- [Required task]: Look through the data below. Pick out the lines holding the string "disbursement".

(Dataset excerpt)
◆ ◆ ◆ ◆ ◆

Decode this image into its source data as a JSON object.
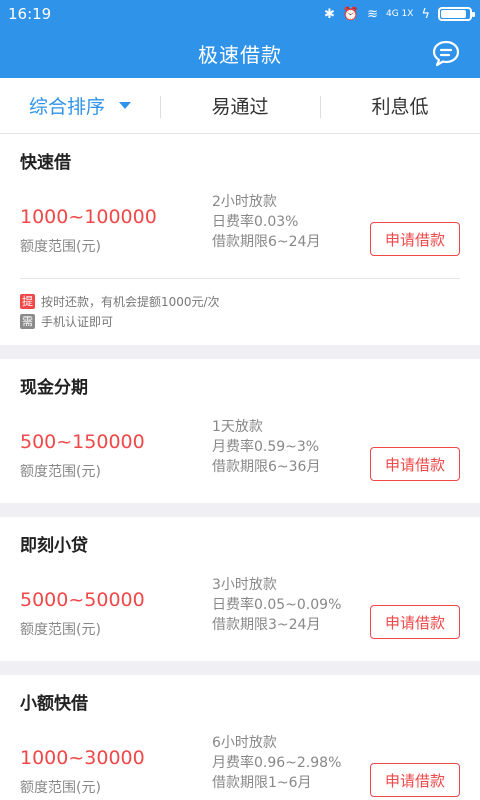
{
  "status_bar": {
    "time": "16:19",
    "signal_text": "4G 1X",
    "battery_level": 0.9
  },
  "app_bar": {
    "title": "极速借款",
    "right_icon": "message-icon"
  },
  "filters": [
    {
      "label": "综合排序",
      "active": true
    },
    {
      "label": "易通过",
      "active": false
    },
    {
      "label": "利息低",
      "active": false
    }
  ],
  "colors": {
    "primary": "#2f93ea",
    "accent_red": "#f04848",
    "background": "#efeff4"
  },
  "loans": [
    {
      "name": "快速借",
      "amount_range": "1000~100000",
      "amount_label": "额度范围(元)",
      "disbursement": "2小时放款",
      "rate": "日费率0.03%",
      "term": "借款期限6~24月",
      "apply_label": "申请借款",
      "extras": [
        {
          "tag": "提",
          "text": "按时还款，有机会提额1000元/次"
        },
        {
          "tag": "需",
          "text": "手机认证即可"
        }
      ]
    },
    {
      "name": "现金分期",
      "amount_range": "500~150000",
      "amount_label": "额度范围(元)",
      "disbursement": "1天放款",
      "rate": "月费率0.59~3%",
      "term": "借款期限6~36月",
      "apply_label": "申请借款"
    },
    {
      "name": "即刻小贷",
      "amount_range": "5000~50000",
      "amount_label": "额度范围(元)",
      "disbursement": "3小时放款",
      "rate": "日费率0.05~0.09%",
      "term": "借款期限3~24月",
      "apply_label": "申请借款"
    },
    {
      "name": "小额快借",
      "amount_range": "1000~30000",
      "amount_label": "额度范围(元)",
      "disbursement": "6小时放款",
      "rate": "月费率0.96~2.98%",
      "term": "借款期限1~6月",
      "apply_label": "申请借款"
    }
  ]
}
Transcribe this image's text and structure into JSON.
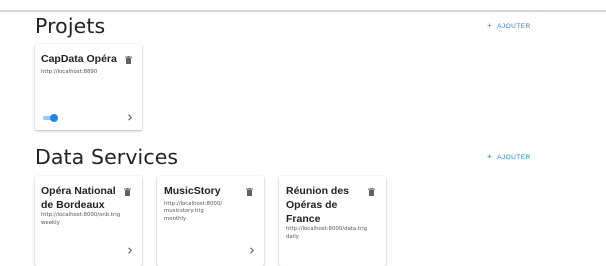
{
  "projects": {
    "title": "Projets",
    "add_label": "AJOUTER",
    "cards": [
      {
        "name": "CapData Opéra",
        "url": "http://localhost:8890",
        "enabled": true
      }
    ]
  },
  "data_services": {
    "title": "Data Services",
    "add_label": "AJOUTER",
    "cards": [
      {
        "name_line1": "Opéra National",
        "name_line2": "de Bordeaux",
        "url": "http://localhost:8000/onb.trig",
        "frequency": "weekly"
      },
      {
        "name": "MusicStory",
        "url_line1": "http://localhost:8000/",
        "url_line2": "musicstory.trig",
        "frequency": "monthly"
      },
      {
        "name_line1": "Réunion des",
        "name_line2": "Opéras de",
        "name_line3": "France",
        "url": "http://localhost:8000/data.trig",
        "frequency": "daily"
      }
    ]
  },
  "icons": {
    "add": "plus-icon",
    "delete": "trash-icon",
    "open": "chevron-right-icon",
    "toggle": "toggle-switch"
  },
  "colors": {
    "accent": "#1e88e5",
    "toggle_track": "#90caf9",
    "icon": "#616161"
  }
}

◆ ◆ ◆ ◆ ◆

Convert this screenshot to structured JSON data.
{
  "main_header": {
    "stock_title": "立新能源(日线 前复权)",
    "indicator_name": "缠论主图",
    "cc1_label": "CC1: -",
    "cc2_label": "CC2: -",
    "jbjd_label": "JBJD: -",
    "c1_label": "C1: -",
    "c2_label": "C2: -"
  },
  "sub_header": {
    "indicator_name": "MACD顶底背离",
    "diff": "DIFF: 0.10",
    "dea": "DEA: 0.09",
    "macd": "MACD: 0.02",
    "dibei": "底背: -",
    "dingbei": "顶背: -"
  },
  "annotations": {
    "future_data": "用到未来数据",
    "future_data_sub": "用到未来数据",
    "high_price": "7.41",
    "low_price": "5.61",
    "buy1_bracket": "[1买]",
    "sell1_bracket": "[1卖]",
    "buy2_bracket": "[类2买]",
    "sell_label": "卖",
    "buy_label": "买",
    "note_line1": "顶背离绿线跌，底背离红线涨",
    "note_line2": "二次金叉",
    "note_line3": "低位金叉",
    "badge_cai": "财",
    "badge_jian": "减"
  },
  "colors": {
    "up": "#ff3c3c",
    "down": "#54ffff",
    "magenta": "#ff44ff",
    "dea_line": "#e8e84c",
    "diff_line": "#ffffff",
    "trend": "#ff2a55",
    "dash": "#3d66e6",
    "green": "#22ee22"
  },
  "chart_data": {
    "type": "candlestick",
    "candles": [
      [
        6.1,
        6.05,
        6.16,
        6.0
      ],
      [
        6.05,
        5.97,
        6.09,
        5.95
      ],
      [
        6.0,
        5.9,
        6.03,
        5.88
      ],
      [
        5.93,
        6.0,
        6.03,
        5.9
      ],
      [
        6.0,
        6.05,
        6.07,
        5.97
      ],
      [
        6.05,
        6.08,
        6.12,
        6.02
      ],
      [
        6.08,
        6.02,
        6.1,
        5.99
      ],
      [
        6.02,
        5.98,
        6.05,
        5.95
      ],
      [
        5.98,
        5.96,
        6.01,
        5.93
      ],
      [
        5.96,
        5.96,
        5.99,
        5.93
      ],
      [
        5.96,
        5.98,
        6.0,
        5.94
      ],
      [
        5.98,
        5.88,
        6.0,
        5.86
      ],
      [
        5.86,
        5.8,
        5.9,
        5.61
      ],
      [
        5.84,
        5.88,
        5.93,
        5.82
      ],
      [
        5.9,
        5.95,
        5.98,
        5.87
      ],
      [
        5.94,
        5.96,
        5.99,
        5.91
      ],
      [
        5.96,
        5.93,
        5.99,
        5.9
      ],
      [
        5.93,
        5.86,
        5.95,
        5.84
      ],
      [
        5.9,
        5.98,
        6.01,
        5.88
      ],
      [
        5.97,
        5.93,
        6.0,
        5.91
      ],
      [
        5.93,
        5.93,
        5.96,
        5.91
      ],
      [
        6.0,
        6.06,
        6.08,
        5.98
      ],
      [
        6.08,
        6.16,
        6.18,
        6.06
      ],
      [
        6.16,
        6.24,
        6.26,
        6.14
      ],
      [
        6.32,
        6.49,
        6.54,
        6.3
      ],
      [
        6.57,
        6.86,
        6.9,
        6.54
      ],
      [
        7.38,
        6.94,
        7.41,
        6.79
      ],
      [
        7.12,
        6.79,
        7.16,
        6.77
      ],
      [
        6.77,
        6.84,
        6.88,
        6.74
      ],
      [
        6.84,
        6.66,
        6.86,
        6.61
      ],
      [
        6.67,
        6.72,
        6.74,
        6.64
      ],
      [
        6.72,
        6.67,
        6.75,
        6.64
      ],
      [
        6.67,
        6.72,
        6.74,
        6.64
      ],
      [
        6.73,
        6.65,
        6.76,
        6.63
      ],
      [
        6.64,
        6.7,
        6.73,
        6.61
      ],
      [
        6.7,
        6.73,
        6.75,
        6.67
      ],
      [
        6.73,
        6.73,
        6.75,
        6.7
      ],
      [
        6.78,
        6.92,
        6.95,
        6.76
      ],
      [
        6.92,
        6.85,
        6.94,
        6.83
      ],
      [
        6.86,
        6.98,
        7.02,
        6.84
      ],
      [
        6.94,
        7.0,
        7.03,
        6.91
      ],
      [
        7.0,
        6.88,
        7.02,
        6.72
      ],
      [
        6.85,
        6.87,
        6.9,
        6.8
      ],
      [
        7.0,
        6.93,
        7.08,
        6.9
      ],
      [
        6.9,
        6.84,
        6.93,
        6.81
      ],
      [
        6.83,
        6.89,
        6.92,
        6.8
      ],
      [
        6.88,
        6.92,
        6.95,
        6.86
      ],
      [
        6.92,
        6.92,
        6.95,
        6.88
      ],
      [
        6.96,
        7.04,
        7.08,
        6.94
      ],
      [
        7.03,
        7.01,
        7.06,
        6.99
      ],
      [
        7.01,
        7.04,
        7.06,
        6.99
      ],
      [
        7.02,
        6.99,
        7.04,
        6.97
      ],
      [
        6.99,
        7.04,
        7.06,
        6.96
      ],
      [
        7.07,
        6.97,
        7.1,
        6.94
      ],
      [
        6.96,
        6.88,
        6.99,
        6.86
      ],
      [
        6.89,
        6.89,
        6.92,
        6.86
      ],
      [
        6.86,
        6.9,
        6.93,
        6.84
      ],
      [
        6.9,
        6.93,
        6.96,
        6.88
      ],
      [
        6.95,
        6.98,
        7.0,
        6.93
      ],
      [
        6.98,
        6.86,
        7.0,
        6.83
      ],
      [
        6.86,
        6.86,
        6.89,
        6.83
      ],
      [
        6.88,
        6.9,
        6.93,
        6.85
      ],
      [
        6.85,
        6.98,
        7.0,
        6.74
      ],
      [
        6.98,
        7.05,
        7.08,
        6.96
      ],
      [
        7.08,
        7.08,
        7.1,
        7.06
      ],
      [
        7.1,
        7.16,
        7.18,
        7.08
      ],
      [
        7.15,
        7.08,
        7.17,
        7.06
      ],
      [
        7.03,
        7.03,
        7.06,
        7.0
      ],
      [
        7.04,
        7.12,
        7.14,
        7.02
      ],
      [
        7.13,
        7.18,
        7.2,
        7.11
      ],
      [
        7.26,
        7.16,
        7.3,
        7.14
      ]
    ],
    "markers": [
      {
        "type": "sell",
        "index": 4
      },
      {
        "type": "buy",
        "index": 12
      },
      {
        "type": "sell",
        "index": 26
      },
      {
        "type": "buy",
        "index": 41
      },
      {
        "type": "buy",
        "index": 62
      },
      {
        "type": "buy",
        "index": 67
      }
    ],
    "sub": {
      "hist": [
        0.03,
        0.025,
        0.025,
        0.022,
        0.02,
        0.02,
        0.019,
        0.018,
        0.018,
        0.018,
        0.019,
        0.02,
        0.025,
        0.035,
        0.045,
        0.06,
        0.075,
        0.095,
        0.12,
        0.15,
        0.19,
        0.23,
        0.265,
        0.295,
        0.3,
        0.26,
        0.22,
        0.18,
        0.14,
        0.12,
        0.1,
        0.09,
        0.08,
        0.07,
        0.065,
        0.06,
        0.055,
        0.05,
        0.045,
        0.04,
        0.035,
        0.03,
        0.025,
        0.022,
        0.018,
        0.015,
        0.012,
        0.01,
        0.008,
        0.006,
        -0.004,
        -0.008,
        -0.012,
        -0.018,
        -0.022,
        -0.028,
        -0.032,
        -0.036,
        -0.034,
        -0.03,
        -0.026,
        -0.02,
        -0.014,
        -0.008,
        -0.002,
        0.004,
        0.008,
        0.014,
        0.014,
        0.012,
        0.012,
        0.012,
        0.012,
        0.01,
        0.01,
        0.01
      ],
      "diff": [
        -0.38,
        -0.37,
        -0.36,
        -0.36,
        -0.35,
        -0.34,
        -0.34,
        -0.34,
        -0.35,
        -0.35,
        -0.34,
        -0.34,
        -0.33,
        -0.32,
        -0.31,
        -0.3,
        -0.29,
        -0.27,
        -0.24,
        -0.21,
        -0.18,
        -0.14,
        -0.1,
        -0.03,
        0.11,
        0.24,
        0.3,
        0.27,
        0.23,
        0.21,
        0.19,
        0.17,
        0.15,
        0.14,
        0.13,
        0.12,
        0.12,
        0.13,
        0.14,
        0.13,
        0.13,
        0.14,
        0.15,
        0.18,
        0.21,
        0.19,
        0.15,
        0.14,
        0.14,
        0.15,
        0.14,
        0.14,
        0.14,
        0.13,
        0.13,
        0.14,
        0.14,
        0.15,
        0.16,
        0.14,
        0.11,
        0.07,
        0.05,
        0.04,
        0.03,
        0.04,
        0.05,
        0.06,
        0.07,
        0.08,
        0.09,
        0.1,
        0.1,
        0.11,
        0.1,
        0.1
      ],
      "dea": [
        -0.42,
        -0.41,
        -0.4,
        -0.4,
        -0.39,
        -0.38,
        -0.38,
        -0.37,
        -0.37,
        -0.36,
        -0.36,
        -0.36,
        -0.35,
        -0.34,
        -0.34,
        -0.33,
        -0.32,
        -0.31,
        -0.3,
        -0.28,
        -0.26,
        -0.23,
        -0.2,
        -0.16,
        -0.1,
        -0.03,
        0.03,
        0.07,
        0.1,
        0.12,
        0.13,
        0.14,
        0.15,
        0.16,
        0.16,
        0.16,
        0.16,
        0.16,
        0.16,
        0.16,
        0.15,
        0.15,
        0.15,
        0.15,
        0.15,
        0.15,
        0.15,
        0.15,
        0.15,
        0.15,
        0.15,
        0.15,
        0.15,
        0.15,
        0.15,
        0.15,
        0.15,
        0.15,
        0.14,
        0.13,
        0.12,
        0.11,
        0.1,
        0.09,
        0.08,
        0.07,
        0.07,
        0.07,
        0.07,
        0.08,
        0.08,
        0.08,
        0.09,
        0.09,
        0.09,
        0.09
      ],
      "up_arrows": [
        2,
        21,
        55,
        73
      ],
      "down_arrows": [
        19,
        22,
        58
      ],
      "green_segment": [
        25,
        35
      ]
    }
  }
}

◆ ◆ ◆ ◆ ◆

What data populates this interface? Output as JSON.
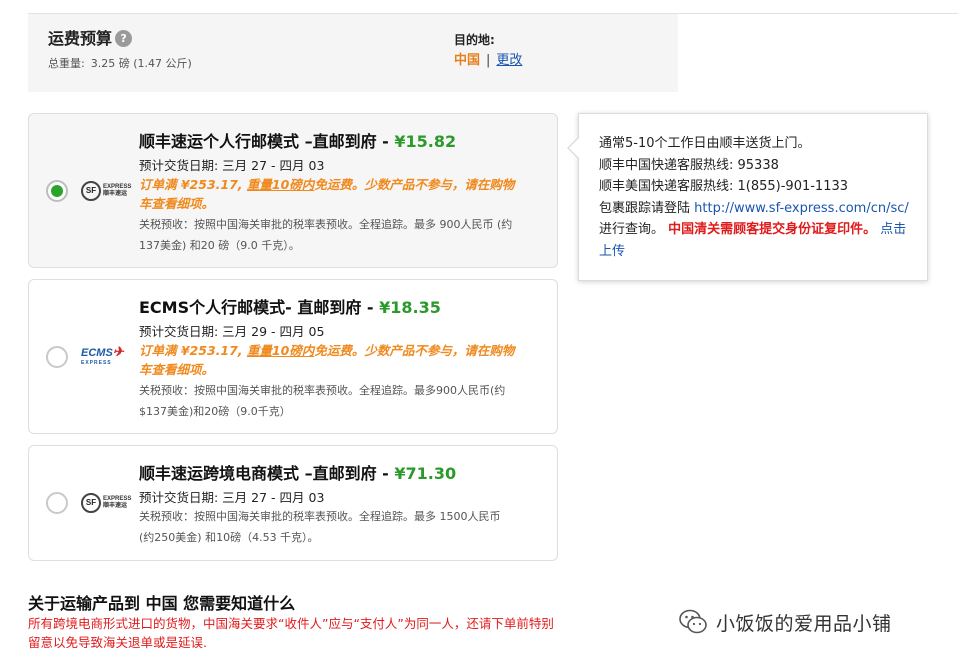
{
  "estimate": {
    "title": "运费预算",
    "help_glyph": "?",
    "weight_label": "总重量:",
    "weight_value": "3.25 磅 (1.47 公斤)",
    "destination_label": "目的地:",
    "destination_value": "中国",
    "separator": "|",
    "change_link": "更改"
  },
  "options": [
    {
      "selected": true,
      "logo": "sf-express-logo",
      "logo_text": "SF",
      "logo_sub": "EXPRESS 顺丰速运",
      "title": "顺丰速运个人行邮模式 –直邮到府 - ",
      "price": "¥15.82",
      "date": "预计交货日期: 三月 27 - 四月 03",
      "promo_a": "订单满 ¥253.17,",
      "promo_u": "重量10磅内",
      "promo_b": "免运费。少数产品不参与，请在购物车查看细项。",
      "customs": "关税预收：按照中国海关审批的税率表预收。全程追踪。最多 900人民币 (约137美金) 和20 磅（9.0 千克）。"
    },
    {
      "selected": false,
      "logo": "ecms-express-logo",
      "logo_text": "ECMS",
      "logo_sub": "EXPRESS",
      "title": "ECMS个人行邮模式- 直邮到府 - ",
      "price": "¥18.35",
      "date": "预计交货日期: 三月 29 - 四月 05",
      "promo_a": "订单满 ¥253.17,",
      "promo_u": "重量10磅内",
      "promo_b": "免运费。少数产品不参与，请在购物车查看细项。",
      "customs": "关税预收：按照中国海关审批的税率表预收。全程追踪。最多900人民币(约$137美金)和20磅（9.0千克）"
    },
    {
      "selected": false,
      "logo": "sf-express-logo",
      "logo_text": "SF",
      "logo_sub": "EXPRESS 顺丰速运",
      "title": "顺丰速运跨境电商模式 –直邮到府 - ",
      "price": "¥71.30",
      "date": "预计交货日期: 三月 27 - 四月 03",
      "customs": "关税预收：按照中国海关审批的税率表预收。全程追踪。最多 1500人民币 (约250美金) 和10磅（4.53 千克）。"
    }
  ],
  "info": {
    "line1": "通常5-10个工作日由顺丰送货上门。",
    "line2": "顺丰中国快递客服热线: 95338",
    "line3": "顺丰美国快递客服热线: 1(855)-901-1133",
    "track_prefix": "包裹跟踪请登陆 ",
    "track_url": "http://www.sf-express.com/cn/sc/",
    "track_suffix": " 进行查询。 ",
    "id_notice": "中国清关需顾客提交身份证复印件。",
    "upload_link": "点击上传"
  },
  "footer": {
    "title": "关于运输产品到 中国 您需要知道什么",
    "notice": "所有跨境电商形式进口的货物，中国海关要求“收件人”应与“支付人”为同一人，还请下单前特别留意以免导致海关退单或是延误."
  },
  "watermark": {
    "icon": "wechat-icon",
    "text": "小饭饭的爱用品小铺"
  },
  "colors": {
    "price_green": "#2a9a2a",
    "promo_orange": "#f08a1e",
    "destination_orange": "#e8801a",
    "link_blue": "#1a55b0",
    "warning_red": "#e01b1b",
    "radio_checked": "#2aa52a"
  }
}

◆ ◆ ◆ ◆ ◆

- [Exercise solution]:
      "disbursement": "2小时放款",
      "disbursement": "1天放款",
      "disbursement": "3小时放款",
      "disbursement": "6小时放款",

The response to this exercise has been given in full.